■ **Exercise description**:
Repeat each entry below without omitting a single word.
START The data
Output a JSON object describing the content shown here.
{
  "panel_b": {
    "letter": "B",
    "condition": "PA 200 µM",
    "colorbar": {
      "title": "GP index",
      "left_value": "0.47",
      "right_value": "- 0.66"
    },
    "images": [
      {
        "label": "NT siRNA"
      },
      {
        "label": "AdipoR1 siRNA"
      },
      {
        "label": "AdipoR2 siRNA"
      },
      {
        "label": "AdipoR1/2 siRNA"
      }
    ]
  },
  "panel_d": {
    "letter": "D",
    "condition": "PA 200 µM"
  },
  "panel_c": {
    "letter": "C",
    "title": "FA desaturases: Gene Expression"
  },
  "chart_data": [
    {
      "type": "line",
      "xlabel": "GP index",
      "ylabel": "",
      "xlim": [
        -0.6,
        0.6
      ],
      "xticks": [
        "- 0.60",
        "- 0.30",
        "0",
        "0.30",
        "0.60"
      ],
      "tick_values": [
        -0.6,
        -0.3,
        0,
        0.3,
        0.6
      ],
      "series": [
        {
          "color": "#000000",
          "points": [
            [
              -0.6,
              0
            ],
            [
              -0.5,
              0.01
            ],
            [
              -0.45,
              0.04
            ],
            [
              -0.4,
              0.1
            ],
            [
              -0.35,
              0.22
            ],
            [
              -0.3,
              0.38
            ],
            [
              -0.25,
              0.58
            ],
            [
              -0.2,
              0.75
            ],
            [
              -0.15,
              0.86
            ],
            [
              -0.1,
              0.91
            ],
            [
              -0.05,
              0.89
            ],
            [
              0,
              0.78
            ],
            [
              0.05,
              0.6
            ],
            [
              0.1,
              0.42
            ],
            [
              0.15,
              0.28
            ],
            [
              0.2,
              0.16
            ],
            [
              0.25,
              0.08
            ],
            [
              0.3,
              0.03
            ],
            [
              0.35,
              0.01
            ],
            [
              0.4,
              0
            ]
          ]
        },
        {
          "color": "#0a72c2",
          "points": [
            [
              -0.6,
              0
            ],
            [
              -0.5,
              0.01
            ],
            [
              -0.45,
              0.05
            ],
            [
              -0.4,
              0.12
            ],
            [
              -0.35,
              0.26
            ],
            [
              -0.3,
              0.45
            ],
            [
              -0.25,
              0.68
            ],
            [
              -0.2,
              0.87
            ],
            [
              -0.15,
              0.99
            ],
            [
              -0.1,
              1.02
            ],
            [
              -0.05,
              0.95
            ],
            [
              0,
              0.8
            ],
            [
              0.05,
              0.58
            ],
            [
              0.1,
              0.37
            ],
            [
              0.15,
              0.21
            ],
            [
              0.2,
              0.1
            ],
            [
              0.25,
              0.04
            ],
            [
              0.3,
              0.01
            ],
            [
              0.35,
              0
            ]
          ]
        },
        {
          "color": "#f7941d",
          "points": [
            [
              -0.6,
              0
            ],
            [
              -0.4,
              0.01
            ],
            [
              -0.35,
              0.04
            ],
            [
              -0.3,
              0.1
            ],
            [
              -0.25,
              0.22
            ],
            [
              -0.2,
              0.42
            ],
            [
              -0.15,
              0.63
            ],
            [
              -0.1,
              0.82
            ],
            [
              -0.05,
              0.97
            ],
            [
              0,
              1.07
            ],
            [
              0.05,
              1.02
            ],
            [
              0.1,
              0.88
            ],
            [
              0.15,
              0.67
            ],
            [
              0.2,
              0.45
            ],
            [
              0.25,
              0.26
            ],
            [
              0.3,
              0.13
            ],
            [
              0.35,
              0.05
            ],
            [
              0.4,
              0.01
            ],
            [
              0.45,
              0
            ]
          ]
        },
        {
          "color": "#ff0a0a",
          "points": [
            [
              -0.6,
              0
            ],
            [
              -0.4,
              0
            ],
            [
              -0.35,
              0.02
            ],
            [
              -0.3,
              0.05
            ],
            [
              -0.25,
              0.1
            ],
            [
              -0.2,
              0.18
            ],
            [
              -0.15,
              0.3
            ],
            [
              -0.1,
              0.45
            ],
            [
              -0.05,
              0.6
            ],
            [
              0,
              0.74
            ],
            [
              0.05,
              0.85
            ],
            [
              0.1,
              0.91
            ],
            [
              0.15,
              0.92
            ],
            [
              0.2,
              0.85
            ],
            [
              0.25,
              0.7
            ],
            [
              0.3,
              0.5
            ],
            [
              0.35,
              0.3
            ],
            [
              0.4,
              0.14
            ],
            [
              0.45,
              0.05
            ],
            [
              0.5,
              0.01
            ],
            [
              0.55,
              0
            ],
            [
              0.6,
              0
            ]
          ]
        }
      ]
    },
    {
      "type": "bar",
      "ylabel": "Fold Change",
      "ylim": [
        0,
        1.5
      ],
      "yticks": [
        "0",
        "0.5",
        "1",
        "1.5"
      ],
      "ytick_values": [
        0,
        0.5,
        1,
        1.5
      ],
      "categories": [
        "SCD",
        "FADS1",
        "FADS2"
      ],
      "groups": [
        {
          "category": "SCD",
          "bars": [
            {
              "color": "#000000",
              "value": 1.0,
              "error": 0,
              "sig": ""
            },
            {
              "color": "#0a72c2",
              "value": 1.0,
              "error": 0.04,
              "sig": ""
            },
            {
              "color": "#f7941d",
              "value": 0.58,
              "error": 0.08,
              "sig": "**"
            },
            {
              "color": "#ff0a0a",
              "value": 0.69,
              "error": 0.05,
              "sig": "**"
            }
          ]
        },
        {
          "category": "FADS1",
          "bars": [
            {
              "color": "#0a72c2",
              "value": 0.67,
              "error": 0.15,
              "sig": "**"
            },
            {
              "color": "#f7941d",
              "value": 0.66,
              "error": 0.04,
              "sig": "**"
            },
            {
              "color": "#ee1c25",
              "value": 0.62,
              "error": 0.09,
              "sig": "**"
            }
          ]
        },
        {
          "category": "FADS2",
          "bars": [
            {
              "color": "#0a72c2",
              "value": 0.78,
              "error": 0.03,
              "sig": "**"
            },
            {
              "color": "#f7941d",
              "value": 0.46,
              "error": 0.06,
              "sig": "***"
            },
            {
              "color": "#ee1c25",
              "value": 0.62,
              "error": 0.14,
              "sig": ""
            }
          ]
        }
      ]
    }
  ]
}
END The data
■ **Response for this exercise**:
Output a JSON object describing the content shown here.
{
  "panel_b": {
    "letter": "B",
    "condition": "PA 200 µM",
    "colorbar": {
      "title": "GP index",
      "left_value": "0.47",
      "right_value": "- 0.66"
    },
    "images": [
      {
        "label": "NT siRNA"
      },
      {
        "label": "AdipoR1 siRNA"
      },
      {
        "label": "AdipoR2 siRNA"
      },
      {
        "label": "AdipoR1/2 siRNA"
      }
    ]
  },
  "panel_d": {
    "letter": "D",
    "condition": "PA 200 µM"
  },
  "panel_c": {
    "letter": "C",
    "title": "FA desaturases: Gene Expression"
  },
  "chart_data": [
    {
      "type": "line",
      "xlabel": "GP index",
      "ylabel": "",
      "xlim": [
        -0.6,
        0.6
      ],
      "xticks": [
        "- 0.60",
        "- 0.30",
        "0",
        "0.30",
        "0.60"
      ],
      "tick_values": [
        -0.6,
        -0.3,
        0,
        0.3,
        0.6
      ],
      "series": [
        {
          "color": "#000000",
          "points": [
            [
              -0.6,
              0
            ],
            [
              -0.5,
              0.01
            ],
            [
              -0.45,
              0.04
            ],
            [
              -0.4,
              0.1
            ],
            [
              -0.35,
              0.22
            ],
            [
              -0.3,
              0.38
            ],
            [
              -0.25,
              0.58
            ],
            [
              -0.2,
              0.75
            ],
            [
              -0.15,
              0.86
            ],
            [
              -0.1,
              0.91
            ],
            [
              -0.05,
              0.89
            ],
            [
              0,
              0.78
            ],
            [
              0.05,
              0.6
            ],
            [
              0.1,
              0.42
            ],
            [
              0.15,
              0.28
            ],
            [
              0.2,
              0.16
            ],
            [
              0.25,
              0.08
            ],
            [
              0.3,
              0.03
            ],
            [
              0.35,
              0.01
            ],
            [
              0.4,
              0
            ]
          ]
        },
        {
          "color": "#0a72c2",
          "points": [
            [
              -0.6,
              0
            ],
            [
              -0.5,
              0.01
            ],
            [
              -0.45,
              0.05
            ],
            [
              -0.4,
              0.12
            ],
            [
              -0.35,
              0.26
            ],
            [
              -0.3,
              0.45
            ],
            [
              -0.25,
              0.68
            ],
            [
              -0.2,
              0.87
            ],
            [
              -0.15,
              0.99
            ],
            [
              -0.1,
              1.02
            ],
            [
              -0.05,
              0.95
            ],
            [
              0,
              0.8
            ],
            [
              0.05,
              0.58
            ],
            [
              0.1,
              0.37
            ],
            [
              0.15,
              0.21
            ],
            [
              0.2,
              0.1
            ],
            [
              0.25,
              0.04
            ],
            [
              0.3,
              0.01
            ],
            [
              0.35,
              0
            ]
          ]
        },
        {
          "color": "#f7941d",
          "points": [
            [
              -0.6,
              0
            ],
            [
              -0.4,
              0.01
            ],
            [
              -0.35,
              0.04
            ],
            [
              -0.3,
              0.1
            ],
            [
              -0.25,
              0.22
            ],
            [
              -0.2,
              0.42
            ],
            [
              -0.15,
              0.63
            ],
            [
              -0.1,
              0.82
            ],
            [
              -0.05,
              0.97
            ],
            [
              0,
              1.07
            ],
            [
              0.05,
              1.02
            ],
            [
              0.1,
              0.88
            ],
            [
              0.15,
              0.67
            ],
            [
              0.2,
              0.45
            ],
            [
              0.25,
              0.26
            ],
            [
              0.3,
              0.13
            ],
            [
              0.35,
              0.05
            ],
            [
              0.4,
              0.01
            ],
            [
              0.45,
              0
            ]
          ]
        },
        {
          "color": "#ff0a0a",
          "points": [
            [
              -0.6,
              0
            ],
            [
              -0.4,
              0
            ],
            [
              -0.35,
              0.02
            ],
            [
              -0.3,
              0.05
            ],
            [
              -0.25,
              0.1
            ],
            [
              -0.2,
              0.18
            ],
            [
              -0.15,
              0.3
            ],
            [
              -0.1,
              0.45
            ],
            [
              -0.05,
              0.6
            ],
            [
              0,
              0.74
            ],
            [
              0.05,
              0.85
            ],
            [
              0.1,
              0.91
            ],
            [
              0.15,
              0.92
            ],
            [
              0.2,
              0.85
            ],
            [
              0.25,
              0.7
            ],
            [
              0.3,
              0.5
            ],
            [
              0.35,
              0.3
            ],
            [
              0.4,
              0.14
            ],
            [
              0.45,
              0.05
            ],
            [
              0.5,
              0.01
            ],
            [
              0.55,
              0
            ],
            [
              0.6,
              0
            ]
          ]
        }
      ]
    },
    {
      "type": "bar",
      "ylabel": "Fold Change",
      "ylim": [
        0,
        1.5
      ],
      "yticks": [
        "0",
        "0.5",
        "1",
        "1.5"
      ],
      "ytick_values": [
        0,
        0.5,
        1,
        1.5
      ],
      "categories": [
        "SCD",
        "FADS1",
        "FADS2"
      ],
      "groups": [
        {
          "category": "SCD",
          "bars": [
            {
              "color": "#000000",
              "value": 1.0,
              "error": 0,
              "sig": ""
            },
            {
              "color": "#0a72c2",
              "value": 1.0,
              "error": 0.04,
              "sig": ""
            },
            {
              "color": "#f7941d",
              "value": 0.58,
              "error": 0.08,
              "sig": "**"
            },
            {
              "color": "#ff0a0a",
              "value": 0.69,
              "error": 0.05,
              "sig": "**"
            }
          ]
        },
        {
          "category": "FADS1",
          "bars": [
            {
              "color": "#0a72c2",
              "value": 0.67,
              "error": 0.15,
              "sig": "**"
            },
            {
              "color": "#f7941d",
              "value": 0.66,
              "error": 0.04,
              "sig": "**"
            },
            {
              "color": "#ee1c25",
              "value": 0.62,
              "error": 0.09,
              "sig": "**"
            }
          ]
        },
        {
          "category": "FADS2",
          "bars": [
            {
              "color": "#0a72c2",
              "value": 0.78,
              "error": 0.03,
              "sig": "**"
            },
            {
              "color": "#f7941d",
              "value": 0.46,
              "error": 0.06,
              "sig": "***"
            },
            {
              "color": "#ee1c25",
              "value": 0.62,
              "error": 0.14,
              "sig": ""
            }
          ]
        }
      ]
    }
  ]
}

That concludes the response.